• _WHAT THE TASK REQUIRES_:
Reproduce all of the material exactly as shown.

• _MATERIAL FOR THIS TASK_:
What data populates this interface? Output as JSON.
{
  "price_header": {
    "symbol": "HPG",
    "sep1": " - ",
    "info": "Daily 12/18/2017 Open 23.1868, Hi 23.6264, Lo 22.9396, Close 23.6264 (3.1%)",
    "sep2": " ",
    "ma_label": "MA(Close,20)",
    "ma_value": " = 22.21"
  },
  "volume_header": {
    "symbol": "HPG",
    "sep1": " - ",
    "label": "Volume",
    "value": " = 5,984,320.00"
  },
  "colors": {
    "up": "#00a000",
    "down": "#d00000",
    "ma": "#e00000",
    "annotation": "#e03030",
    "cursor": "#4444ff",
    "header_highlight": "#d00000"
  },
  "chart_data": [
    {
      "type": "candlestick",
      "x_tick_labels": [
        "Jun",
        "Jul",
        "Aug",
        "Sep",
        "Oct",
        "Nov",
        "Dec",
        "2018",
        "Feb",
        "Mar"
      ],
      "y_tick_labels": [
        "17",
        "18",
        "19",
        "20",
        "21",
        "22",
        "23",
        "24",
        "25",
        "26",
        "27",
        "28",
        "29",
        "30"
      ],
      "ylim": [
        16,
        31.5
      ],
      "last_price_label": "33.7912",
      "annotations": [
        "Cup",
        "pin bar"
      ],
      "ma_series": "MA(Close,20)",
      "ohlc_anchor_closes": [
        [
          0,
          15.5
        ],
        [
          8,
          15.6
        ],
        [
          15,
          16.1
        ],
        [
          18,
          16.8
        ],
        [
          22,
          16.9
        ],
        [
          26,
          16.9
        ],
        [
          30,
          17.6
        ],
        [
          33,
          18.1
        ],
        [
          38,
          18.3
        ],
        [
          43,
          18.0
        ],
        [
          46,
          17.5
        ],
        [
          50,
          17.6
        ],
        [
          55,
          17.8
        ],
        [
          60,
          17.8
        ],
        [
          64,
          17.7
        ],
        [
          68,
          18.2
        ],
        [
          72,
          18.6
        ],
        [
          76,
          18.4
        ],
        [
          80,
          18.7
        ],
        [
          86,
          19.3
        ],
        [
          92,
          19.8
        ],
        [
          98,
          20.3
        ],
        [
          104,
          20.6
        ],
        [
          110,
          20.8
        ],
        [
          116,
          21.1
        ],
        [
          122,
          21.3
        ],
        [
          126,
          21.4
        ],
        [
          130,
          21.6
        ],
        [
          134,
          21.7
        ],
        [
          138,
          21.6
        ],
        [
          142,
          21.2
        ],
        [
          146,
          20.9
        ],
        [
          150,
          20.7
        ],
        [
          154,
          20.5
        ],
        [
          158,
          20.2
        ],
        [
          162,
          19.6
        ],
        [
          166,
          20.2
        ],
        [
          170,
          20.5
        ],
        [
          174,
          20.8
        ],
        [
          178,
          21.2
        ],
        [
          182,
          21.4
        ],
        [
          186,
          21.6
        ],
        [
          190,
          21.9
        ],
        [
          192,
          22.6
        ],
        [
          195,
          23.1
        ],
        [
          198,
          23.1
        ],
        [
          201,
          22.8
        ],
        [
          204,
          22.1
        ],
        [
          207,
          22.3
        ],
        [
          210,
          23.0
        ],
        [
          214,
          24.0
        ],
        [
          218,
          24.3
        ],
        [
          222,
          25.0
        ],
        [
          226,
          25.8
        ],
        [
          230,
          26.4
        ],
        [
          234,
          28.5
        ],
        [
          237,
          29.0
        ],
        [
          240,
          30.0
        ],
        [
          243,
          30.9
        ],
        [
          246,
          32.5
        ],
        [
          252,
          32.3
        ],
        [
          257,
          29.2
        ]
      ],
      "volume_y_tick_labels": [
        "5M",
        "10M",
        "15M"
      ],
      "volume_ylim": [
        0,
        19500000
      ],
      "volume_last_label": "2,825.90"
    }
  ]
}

• _ANSWER IN FULL_:
What data populates this interface? Output as JSON.
{
  "price_header": {
    "symbol": "HPG",
    "sep1": " - ",
    "info": "Daily 12/18/2017 Open 23.1868, Hi 23.6264, Lo 22.9396, Close 23.6264 (3.1%)",
    "sep2": " ",
    "ma_label": "MA(Close,20)",
    "ma_value": " = 22.21"
  },
  "volume_header": {
    "symbol": "HPG",
    "sep1": " - ",
    "label": "Volume",
    "value": " = 5,984,320.00"
  },
  "colors": {
    "up": "#00a000",
    "down": "#d00000",
    "ma": "#e00000",
    "annotation": "#e03030",
    "cursor": "#4444ff",
    "header_highlight": "#d00000"
  },
  "chart_data": [
    {
      "type": "candlestick",
      "x_tick_labels": [
        "Jun",
        "Jul",
        "Aug",
        "Sep",
        "Oct",
        "Nov",
        "Dec",
        "2018",
        "Feb",
        "Mar"
      ],
      "y_tick_labels": [
        "17",
        "18",
        "19",
        "20",
        "21",
        "22",
        "23",
        "24",
        "25",
        "26",
        "27",
        "28",
        "29",
        "30"
      ],
      "ylim": [
        16,
        31.5
      ],
      "last_price_label": "33.7912",
      "annotations": [
        "Cup",
        "pin bar"
      ],
      "ma_series": "MA(Close,20)",
      "ohlc_anchor_closes": [
        [
          0,
          15.5
        ],
        [
          8,
          15.6
        ],
        [
          15,
          16.1
        ],
        [
          18,
          16.8
        ],
        [
          22,
          16.9
        ],
        [
          26,
          16.9
        ],
        [
          30,
          17.6
        ],
        [
          33,
          18.1
        ],
        [
          38,
          18.3
        ],
        [
          43,
          18.0
        ],
        [
          46,
          17.5
        ],
        [
          50,
          17.6
        ],
        [
          55,
          17.8
        ],
        [
          60,
          17.8
        ],
        [
          64,
          17.7
        ],
        [
          68,
          18.2
        ],
        [
          72,
          18.6
        ],
        [
          76,
          18.4
        ],
        [
          80,
          18.7
        ],
        [
          86,
          19.3
        ],
        [
          92,
          19.8
        ],
        [
          98,
          20.3
        ],
        [
          104,
          20.6
        ],
        [
          110,
          20.8
        ],
        [
          116,
          21.1
        ],
        [
          122,
          21.3
        ],
        [
          126,
          21.4
        ],
        [
          130,
          21.6
        ],
        [
          134,
          21.7
        ],
        [
          138,
          21.6
        ],
        [
          142,
          21.2
        ],
        [
          146,
          20.9
        ],
        [
          150,
          20.7
        ],
        [
          154,
          20.5
        ],
        [
          158,
          20.2
        ],
        [
          162,
          19.6
        ],
        [
          166,
          20.2
        ],
        [
          170,
          20.5
        ],
        [
          174,
          20.8
        ],
        [
          178,
          21.2
        ],
        [
          182,
          21.4
        ],
        [
          186,
          21.6
        ],
        [
          190,
          21.9
        ],
        [
          192,
          22.6
        ],
        [
          195,
          23.1
        ],
        [
          198,
          23.1
        ],
        [
          201,
          22.8
        ],
        [
          204,
          22.1
        ],
        [
          207,
          22.3
        ],
        [
          210,
          23.0
        ],
        [
          214,
          24.0
        ],
        [
          218,
          24.3
        ],
        [
          222,
          25.0
        ],
        [
          226,
          25.8
        ],
        [
          230,
          26.4
        ],
        [
          234,
          28.5
        ],
        [
          237,
          29.0
        ],
        [
          240,
          30.0
        ],
        [
          243,
          30.9
        ],
        [
          246,
          32.5
        ],
        [
          252,
          32.3
        ],
        [
          257,
          29.2
        ]
      ],
      "volume_y_tick_labels": [
        "5M",
        "10M",
        "15M"
      ],
      "volume_ylim": [
        0,
        19500000
      ],
      "volume_last_label": "2,825.90"
    }
  ]
}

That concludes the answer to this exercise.